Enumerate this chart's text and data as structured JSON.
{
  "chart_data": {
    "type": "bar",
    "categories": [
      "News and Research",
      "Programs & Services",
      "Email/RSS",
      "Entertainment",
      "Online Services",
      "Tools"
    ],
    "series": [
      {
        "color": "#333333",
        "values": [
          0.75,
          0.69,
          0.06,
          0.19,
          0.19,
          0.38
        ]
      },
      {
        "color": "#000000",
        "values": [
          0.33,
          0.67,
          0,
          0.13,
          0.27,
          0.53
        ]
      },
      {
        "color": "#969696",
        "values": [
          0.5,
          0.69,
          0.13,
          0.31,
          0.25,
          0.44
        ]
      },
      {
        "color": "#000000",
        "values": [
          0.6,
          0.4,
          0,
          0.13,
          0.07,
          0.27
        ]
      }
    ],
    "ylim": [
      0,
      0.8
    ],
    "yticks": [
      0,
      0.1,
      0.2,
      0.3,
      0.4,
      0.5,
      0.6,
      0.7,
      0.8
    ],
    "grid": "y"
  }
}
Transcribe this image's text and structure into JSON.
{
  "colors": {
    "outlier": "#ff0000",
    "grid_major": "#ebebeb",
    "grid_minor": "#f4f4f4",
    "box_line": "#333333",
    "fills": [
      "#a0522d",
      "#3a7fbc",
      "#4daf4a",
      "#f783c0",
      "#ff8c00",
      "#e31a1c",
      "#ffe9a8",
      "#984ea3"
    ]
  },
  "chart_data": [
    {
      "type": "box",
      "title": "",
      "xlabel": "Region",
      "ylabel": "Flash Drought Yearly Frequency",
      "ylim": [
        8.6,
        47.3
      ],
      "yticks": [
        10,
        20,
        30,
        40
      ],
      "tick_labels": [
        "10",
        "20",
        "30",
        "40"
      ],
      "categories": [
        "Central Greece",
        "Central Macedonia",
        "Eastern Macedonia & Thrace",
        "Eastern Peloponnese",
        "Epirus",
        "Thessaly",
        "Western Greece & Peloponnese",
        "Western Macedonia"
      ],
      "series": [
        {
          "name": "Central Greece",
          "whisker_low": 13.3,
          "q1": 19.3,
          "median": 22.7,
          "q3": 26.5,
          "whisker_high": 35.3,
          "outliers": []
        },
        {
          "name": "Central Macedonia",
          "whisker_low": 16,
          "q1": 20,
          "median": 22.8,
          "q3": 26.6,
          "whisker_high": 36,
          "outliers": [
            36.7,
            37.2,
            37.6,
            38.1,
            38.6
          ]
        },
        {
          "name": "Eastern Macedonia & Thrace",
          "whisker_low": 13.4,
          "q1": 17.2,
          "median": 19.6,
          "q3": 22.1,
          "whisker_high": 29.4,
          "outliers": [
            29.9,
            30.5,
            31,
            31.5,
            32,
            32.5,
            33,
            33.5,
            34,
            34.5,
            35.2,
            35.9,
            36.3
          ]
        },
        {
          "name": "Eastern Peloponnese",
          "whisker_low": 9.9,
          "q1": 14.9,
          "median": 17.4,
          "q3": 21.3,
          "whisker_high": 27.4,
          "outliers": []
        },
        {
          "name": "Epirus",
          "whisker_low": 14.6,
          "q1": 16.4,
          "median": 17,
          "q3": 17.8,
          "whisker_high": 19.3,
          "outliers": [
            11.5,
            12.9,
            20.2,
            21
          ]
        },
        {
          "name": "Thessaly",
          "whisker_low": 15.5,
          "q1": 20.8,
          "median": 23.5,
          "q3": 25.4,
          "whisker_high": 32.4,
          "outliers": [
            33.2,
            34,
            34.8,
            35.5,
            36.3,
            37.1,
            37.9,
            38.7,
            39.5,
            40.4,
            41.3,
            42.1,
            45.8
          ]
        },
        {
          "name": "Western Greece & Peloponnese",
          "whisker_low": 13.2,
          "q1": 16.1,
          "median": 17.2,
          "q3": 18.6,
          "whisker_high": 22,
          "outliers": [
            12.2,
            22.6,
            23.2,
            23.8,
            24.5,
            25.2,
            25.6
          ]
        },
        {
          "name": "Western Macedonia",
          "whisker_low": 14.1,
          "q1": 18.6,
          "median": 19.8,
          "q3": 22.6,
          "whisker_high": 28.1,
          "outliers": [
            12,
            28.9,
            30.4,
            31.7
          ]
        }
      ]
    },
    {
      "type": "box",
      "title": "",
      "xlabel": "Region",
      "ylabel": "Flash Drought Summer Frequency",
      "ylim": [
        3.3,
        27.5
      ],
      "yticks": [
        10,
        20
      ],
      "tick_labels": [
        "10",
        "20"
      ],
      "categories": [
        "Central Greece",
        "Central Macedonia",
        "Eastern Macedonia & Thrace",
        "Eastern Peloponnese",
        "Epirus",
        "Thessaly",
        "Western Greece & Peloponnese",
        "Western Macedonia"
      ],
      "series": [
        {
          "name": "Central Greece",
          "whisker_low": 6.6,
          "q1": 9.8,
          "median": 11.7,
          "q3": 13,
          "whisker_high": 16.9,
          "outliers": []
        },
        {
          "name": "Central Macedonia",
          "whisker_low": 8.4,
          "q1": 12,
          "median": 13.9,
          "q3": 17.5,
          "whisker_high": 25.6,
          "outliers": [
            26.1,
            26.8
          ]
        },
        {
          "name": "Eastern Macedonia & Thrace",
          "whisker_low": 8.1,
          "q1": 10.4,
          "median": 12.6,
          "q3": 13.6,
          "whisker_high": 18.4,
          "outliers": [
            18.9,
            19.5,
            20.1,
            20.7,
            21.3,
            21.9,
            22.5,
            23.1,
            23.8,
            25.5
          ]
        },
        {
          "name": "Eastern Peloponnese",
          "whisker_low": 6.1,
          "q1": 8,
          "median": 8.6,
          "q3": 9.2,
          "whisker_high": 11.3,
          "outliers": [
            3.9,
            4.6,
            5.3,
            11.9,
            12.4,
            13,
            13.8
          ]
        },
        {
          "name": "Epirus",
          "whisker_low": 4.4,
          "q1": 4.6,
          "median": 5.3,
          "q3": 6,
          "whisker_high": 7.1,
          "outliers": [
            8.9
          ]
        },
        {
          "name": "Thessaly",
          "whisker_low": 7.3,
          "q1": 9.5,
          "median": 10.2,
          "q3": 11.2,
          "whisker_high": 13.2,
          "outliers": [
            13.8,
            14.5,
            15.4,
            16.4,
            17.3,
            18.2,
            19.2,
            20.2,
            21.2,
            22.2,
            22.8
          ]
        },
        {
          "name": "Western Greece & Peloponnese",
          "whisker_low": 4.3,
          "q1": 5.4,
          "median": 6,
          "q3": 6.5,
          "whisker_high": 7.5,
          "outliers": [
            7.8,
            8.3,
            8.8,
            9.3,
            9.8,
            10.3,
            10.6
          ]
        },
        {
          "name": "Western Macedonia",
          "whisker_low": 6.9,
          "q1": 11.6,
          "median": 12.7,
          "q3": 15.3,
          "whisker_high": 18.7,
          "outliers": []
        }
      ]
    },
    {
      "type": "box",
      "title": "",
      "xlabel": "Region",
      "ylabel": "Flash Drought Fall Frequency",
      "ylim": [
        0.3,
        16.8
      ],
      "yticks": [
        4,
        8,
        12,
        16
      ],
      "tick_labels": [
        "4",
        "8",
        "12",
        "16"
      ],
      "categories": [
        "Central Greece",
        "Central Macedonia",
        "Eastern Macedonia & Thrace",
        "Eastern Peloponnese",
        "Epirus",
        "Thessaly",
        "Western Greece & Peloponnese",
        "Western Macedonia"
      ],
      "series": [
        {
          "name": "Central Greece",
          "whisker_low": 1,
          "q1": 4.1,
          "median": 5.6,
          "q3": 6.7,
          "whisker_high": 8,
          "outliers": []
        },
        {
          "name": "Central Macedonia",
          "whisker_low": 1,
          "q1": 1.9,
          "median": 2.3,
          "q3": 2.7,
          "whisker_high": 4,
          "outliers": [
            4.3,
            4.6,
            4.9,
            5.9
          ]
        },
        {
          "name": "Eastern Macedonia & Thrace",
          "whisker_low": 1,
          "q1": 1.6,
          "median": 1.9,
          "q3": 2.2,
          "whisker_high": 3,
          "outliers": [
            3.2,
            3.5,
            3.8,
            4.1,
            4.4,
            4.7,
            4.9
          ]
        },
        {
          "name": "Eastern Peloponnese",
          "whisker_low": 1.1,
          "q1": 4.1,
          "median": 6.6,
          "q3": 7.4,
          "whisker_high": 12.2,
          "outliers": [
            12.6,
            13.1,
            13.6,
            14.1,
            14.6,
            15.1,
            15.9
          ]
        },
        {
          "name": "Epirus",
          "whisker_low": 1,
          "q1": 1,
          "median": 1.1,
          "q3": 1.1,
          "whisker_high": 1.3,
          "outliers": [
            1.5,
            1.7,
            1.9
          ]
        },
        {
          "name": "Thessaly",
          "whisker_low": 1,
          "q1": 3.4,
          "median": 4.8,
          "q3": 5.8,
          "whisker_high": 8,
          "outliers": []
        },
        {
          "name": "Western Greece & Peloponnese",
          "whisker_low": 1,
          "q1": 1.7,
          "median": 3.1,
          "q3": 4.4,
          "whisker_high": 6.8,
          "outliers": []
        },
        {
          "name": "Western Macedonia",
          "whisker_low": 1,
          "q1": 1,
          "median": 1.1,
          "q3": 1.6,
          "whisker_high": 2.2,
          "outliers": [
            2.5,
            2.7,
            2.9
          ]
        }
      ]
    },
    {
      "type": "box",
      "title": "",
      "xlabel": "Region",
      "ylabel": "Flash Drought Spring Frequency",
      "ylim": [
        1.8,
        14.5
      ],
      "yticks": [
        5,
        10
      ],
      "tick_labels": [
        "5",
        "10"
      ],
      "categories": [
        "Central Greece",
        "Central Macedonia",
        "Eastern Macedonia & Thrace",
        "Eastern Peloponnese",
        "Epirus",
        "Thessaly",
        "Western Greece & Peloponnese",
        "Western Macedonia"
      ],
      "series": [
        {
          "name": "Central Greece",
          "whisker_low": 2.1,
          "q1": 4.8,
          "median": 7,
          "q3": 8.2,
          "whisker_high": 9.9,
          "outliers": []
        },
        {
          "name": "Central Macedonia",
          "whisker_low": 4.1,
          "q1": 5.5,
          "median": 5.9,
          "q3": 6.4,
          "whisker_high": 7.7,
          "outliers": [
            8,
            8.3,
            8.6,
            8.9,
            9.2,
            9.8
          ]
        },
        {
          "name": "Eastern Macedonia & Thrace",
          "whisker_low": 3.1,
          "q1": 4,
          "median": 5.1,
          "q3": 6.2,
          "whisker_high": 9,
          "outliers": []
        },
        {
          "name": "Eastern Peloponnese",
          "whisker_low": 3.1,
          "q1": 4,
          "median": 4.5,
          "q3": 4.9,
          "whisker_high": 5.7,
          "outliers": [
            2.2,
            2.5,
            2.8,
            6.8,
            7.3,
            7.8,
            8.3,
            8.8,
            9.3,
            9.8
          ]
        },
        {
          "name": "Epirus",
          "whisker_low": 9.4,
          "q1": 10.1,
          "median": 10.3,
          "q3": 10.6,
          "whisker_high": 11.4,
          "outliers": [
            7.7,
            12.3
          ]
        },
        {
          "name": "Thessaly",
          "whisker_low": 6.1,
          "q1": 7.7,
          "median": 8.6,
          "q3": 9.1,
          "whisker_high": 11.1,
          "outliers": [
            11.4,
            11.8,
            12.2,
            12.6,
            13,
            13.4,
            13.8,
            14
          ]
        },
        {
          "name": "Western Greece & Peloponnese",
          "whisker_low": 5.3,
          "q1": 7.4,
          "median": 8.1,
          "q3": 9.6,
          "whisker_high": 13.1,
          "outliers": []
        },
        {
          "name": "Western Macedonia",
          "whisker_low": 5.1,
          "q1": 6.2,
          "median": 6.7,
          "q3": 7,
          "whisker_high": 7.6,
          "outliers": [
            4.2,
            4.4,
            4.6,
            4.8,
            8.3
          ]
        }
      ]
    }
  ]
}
________________________________________
**STATED GOAL:**
Check each line above for the word "Frequency" and give the number of lines that have it, nothing else.

**EXPECTED ANSWER:**
4